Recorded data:
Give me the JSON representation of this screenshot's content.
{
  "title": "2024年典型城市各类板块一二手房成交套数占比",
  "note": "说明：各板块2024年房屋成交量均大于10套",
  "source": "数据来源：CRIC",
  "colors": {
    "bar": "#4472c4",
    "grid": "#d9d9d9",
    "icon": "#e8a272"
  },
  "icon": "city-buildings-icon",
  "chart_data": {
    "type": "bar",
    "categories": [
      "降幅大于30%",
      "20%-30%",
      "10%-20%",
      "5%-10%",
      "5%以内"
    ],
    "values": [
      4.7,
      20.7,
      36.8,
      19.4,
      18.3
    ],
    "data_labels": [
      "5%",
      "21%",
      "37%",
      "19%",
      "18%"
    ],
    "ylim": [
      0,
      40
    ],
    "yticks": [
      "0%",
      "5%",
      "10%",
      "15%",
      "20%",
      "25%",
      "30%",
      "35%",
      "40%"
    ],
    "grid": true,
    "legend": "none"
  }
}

==

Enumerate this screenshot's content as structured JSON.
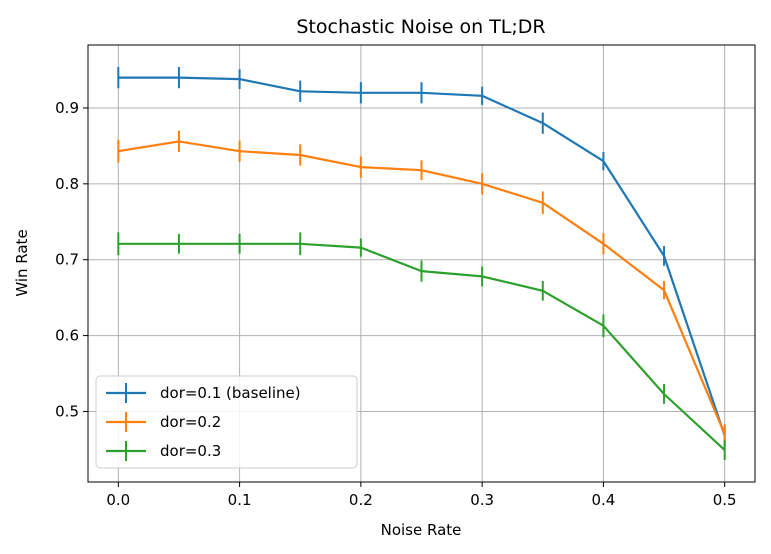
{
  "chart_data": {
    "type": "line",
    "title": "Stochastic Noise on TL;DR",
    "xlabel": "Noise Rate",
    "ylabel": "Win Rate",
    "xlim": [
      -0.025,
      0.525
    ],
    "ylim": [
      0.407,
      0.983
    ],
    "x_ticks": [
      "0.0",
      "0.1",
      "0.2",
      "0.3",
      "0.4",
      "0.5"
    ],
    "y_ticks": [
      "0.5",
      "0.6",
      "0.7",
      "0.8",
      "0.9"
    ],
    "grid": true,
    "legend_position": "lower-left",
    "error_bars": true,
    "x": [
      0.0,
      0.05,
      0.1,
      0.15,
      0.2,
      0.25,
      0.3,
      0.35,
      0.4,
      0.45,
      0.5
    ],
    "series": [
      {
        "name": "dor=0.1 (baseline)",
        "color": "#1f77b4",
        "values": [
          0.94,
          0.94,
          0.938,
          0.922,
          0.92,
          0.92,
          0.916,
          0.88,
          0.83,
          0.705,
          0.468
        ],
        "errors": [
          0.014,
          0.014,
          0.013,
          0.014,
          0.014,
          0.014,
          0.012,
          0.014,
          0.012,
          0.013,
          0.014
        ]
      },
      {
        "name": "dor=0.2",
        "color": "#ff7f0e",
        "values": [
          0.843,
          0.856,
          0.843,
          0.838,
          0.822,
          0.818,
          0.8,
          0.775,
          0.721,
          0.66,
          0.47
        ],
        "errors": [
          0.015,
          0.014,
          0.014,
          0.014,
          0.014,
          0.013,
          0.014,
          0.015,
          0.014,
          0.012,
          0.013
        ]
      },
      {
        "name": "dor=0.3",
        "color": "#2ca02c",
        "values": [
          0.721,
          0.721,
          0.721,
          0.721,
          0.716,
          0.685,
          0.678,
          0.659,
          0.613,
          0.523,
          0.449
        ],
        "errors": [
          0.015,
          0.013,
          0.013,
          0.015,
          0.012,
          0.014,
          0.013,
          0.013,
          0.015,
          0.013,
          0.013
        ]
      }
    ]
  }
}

--

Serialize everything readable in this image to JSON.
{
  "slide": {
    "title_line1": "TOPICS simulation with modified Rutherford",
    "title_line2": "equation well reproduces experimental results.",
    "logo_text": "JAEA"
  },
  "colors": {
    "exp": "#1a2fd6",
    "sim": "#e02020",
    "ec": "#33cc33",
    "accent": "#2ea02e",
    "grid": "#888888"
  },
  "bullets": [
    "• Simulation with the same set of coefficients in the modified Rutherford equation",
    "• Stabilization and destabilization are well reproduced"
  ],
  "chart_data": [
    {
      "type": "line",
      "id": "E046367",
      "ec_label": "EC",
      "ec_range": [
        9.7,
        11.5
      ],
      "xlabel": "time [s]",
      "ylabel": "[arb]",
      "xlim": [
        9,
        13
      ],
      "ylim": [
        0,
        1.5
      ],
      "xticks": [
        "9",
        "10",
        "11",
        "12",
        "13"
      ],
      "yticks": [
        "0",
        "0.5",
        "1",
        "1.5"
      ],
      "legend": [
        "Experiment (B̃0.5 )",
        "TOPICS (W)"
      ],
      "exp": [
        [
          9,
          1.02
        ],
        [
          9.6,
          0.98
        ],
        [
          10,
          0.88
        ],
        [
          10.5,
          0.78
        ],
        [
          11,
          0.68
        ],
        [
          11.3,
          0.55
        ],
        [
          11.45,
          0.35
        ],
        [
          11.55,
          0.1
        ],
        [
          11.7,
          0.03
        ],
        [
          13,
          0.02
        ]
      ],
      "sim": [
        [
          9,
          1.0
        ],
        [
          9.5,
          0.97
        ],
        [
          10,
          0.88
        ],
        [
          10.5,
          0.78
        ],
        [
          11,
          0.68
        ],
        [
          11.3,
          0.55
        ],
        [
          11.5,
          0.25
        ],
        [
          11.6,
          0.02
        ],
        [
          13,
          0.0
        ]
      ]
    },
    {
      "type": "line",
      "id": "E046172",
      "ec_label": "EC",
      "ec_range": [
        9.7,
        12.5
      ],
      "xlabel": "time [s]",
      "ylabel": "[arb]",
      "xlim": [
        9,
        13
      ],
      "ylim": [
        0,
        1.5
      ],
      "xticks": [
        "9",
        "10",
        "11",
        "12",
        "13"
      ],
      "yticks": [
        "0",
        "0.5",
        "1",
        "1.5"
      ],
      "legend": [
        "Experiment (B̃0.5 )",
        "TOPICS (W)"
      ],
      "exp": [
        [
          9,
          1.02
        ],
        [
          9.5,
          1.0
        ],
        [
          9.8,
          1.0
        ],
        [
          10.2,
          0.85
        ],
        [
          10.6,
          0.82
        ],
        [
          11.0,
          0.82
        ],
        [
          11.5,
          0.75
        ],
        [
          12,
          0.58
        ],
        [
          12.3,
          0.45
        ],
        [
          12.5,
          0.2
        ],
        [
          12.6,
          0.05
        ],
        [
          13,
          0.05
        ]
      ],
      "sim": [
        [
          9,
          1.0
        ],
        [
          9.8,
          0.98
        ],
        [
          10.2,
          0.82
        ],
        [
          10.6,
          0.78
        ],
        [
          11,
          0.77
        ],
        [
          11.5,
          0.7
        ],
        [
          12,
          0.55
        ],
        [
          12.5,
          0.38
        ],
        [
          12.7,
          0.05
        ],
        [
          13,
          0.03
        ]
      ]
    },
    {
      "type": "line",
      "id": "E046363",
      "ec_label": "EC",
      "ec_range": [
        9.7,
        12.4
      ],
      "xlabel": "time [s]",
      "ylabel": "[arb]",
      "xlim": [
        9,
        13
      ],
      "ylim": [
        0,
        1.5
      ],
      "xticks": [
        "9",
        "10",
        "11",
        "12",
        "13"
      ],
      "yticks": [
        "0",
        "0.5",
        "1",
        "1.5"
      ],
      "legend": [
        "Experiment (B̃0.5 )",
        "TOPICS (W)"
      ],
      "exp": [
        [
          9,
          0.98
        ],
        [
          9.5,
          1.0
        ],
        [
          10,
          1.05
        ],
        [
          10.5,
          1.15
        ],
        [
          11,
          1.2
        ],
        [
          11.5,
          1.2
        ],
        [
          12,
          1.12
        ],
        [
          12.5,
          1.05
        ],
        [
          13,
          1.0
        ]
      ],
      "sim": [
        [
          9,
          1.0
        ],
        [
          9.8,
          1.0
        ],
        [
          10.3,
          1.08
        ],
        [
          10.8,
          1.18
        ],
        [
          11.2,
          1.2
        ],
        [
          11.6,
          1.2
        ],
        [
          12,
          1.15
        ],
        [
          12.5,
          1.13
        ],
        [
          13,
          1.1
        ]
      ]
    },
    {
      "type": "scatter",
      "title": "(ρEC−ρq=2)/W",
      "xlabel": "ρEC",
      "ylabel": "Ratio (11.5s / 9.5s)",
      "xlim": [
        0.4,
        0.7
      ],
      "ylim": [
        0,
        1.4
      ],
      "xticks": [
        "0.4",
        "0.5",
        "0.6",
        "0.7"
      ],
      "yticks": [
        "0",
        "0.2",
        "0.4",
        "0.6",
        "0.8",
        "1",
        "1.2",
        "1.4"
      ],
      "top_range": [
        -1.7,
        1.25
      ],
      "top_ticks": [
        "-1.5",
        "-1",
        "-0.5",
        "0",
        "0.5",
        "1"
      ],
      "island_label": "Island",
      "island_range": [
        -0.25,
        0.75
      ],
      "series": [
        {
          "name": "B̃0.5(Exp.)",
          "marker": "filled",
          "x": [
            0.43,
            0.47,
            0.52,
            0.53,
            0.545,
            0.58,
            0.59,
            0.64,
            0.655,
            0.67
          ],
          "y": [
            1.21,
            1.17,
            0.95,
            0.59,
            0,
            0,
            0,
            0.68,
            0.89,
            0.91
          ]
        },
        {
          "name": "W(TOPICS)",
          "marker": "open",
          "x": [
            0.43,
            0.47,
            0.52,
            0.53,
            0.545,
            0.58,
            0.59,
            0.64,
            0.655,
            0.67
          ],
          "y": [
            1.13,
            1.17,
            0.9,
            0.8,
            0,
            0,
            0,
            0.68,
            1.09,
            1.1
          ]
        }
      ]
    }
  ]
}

Objective
Make a copy of each line that contains the string "modified".

Answer below
    "title_line1": "TOPICS simulation with modified Rutherford",
    "• Simulation with the same set of coefficients in the modified Rutherford equation",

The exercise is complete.